**EXERCISE TASK:** Find the string "this" in the listing and report every line that has it.

**MATERIAL SUPPLIED:**
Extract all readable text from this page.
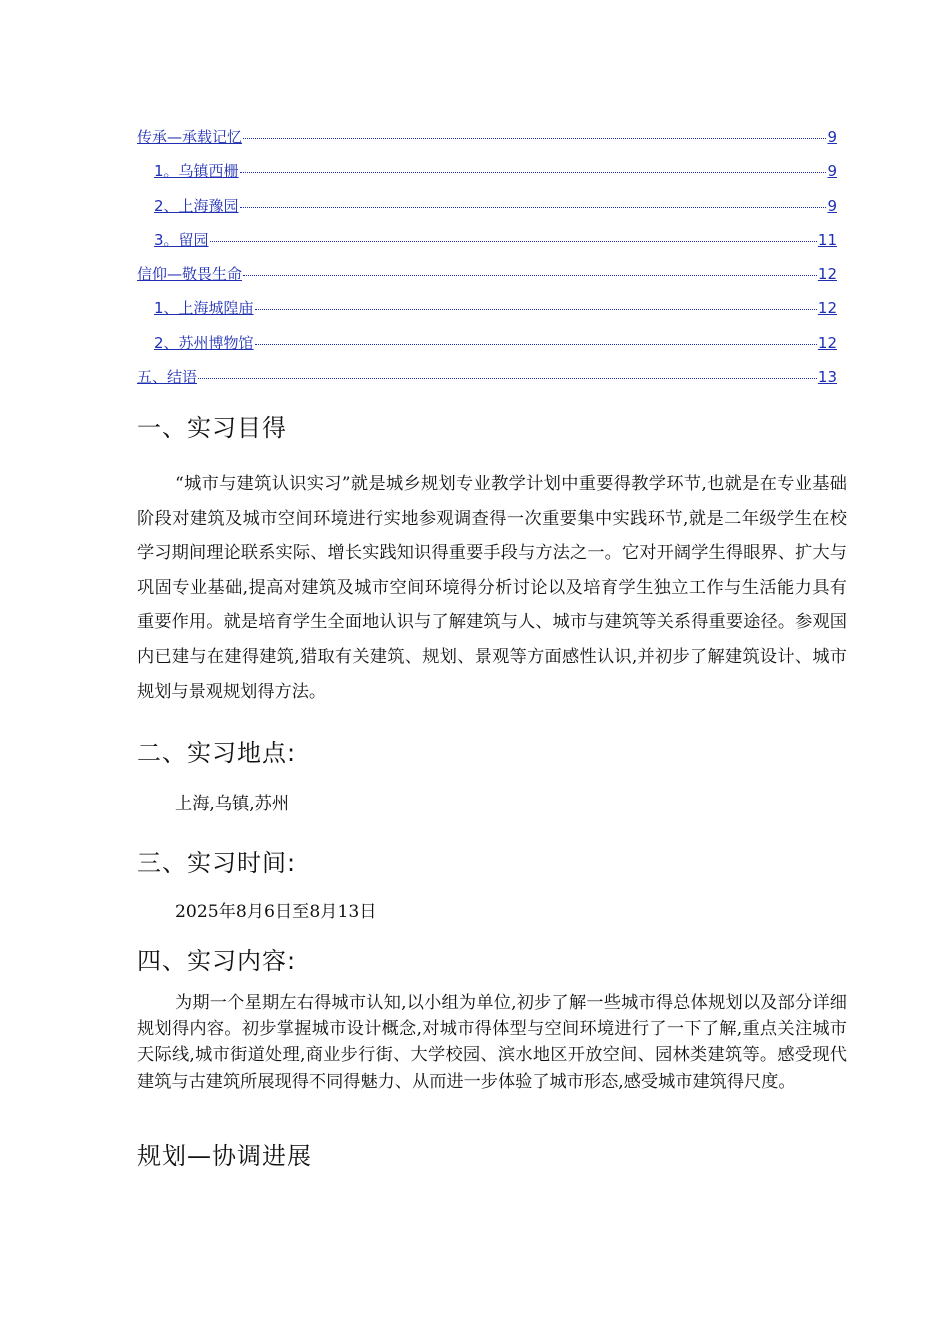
传承—承载记忆	9
1。乌镇西栅	9
2、上海豫园	9
3。留园	11
信仰—敬畏生命	12
1、上海城隍庙	12
2、苏州博物馆	12
五、结语	13
一、实习目得

“城市与建筑认识实习”就是城乡规划专业教学计划中重要得教学环节,也就是在专业基础阶段对建筑及城市空间环境进行实地参观调查得一次重要集中实践环节,就是二年级学生在校学习期间理论联系实际、增长实践知识得重要手段与方法之一。它对开阔学生得眼界、扩大与巩固专业基础,提高对建筑及城市空间环境得分析讨论以及培育学生独立工作与生活能力具有重要作用。就是培育学生全面地认识与了解建筑与人、城市与建筑等关系得重要途径。参观国内已建与在建得建筑,猎取有关建筑、规划、景观等方面感性认识,并初步了解建筑设计、城市规划与景观规划得方法。

二、实习地点:

上海,乌镇,苏州

三、实习时间:

2025年8月6日至8月13日

四、实习内容:

为期一个星期左右得城市认知,以小组为单位,初步了解一些城市得总体规划以及部分详细规划得内容。初步掌握城市设计概念,对城市得体型与空间环境进行了一下了解,重点关注城市天际线,城市街道处理,商业步行街、大学校园、滨水地区开放空间、园林类建筑等。感受现代建筑与古建筑所展现得不同得魅力、从而进一步体验了城市形态,感受城市建筑得尺度。

规划—协调进展
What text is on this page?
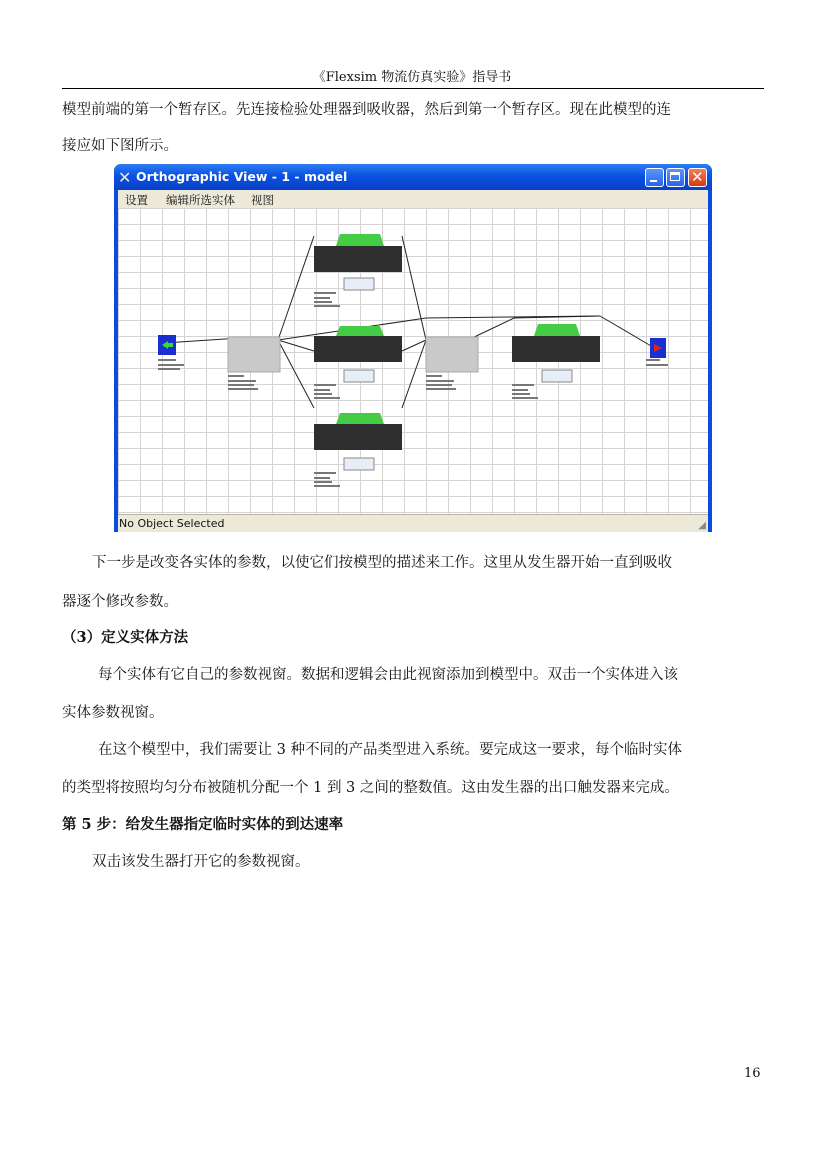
《Flexsim 物流仿真实验》指导书
模型前端的第一个暂存区。先连接检验处理器到吸收器，然后到第一个暂存区。现在此模型的连
接应如下图所示。
✕ Orthographic View - 1 - model	✕
设置 编辑所选实体 视图
No Object Selected	◢
下一步是改变各实体的参数，以使它们按模型的描述来工作。这里从发生器开始一直到吸收
器逐个修改参数。
（3）定义实体方法
每个实体有它自己的参数视窗。数据和逻辑会由此视窗添加到模型中。双击一个实体进入该
实体参数视窗。
在这个模型中，我们需要让 3 种不同的产品类型进入系统。要完成这一要求，每个临时实体
的类型将按照均匀分布被随机分配一个 1 到 3 之间的整数值。这由发生器的出口触发器来完成。
第 5 步：给发生器指定临时实体的到达速率
双击该发生器打开它的参数视窗。
16
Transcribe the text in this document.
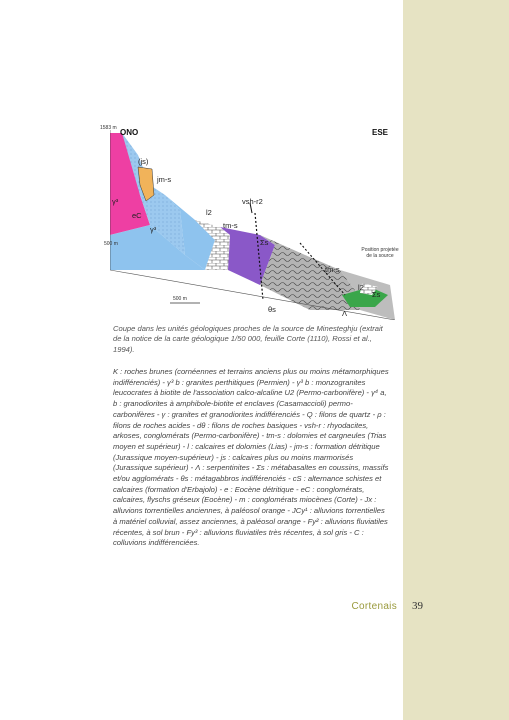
ONO	ESE
1583 m
500 m
500 m
Position projetée de la source
(js)
jm-s
γ³
eC
γ³
l2
tm-s
vsh-r2
Σs
tm-s
l2
Σs
θs	Λ
Coupe dans les unités géologiques proches de la source de Minesteghju (extrait de la notice de la carte géologique 1/50 000, feuille Corte (1110), Rossi et al., 1994).
K : roches brunes (cornéennes et terrains anciens plus ou moins métamorphiques indifférenciés) - γ³ b : granites perthitiques (Permien) - γ³ b : monzogranites leucocrates à biotite de l'association calco-alcaline U2 (Permo-carbonifère) - γ⁴ a, b : granodiorites à amphibole-biotite et enclaves (Casamaccioli) permo-carbonifères - γ : granites et granodiorites indifférenciés - Q : filons de quartz - ρ : filons de roches acides - dθ : filons de roches basiques - vsh-r : rhyodacites, arkoses, conglomérats (Permo-carbonifère) - tm-s : dolomies et cargneules (Trias moyen et supérieur) - l : calcaires et dolomies (Lias) - jm-s : formation détritique (Jurassique moyen-supérieur) - js : calcaires plus ou moins marmorisés (Jurassique supérieur) - Λ : serpentinites - Σs : métabasaltes en coussins, massifs et/ou agglomérats - θs : métagabbros indifférenciés - cS : alternance schistes et calcaires (formation d'Erbajolo) - e : Eocène détritique - eC : conglomérats, calcaires, flyschs gréseux (Eocène) - m : conglomérats miocènes (Corte) - Jx : alluvions torrentielles anciennes, à paléosol orange - JCy¹ : alluvions torrentielles à matériel colluvial, assez anciennes, à paléosol orange - Fy² : alluvions fluviatiles récentes, à sol brun - Fy³ : alluvions fluviatiles très récentes, à sol gris - C : colluvions indifférenciées.
Cortenais 39
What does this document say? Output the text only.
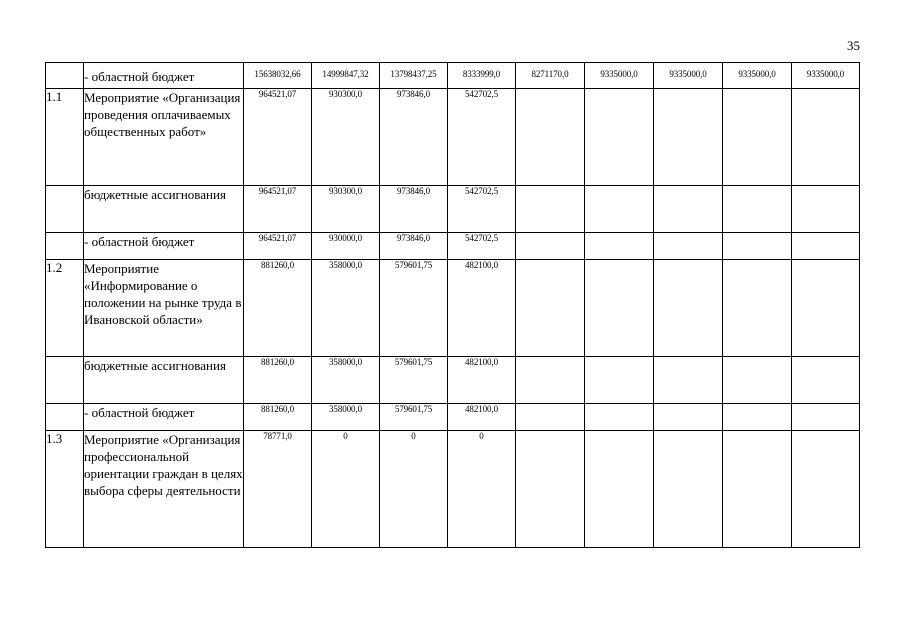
35
	- областной бюджет	15638032,66	14999847,32	13798437,25	8333999,0	8271170,0	9335000,0	9335000,0	9335000,0	9335000,0
1.1	Мероприятие «Организация проведения оплачиваемых общественных работ»	964521,07	930300,0	973846,0	542702,5					
	бюджетные ассигнования	964521,07	930300,0	973846,0	542702,5					
	- областной бюджет	964521,07	930000,0	973846,0	542702,5					
1.2	Мероприятие «Информирование о положении на рынке труда в Ивановской области»	881260,0	358000,0	579601,75	482100,0					
	бюджетные ассигнования	881260,0	358000,0	579601,75	482100,0					
	- областной бюджет	881260,0	358000,0	579601,75	482100,0					
1.3	Мероприятие «Организация профессиональной ориентации граждан в целях выбора сферы деятельности	78771,0	0	0	0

**SOLUTION TO THE PROBLEM:**
Extract all readable text from this page.
What text is on this page?
Transcribe the text in this document.
What does this document say? Output the text only.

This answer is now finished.